▶ [MATERIALS PROVIDED]
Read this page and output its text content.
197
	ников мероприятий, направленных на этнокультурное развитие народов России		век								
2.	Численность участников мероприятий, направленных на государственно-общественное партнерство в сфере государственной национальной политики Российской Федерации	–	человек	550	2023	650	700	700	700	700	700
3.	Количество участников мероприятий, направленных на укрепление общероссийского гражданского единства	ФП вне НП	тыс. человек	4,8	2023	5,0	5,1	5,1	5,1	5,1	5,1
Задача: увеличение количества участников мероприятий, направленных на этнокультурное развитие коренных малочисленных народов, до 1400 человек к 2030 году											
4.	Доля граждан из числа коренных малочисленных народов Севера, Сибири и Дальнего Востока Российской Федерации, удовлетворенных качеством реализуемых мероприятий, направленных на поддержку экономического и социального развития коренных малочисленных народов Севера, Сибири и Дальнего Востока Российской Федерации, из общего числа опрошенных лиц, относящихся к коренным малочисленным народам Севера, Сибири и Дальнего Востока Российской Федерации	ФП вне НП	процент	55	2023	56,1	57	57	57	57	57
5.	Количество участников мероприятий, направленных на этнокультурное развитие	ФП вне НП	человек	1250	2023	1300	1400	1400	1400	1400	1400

▶ [REQUIREMENT] Scan the entries above for the word "человек" and collect each line holding it.

▶ [RESPONSE]
2.	Численность участников мероприятий, направленных на государственно-общественное партнерство в сфере государственной национальной политики Российской Федерации	–	человек	550	2023	650	700	700	700	700	700
3.	Количество участников мероприятий, направленных на укрепление общероссийского гражданского единства	ФП вне НП	тыс. человек	4,8	2023	5,0	5,1	5,1	5,1	5,1	5,1
Задача: увеличение количества участников мероприятий, направленных на этнокультурное развитие коренных малочисленных народов, до 1400 человек к 2030 году											
5.	Количество участников мероприятий, направленных на этнокультурное развитие	ФП вне НП	человек	1250	2023	1300	1400	1400	1400	1400	1400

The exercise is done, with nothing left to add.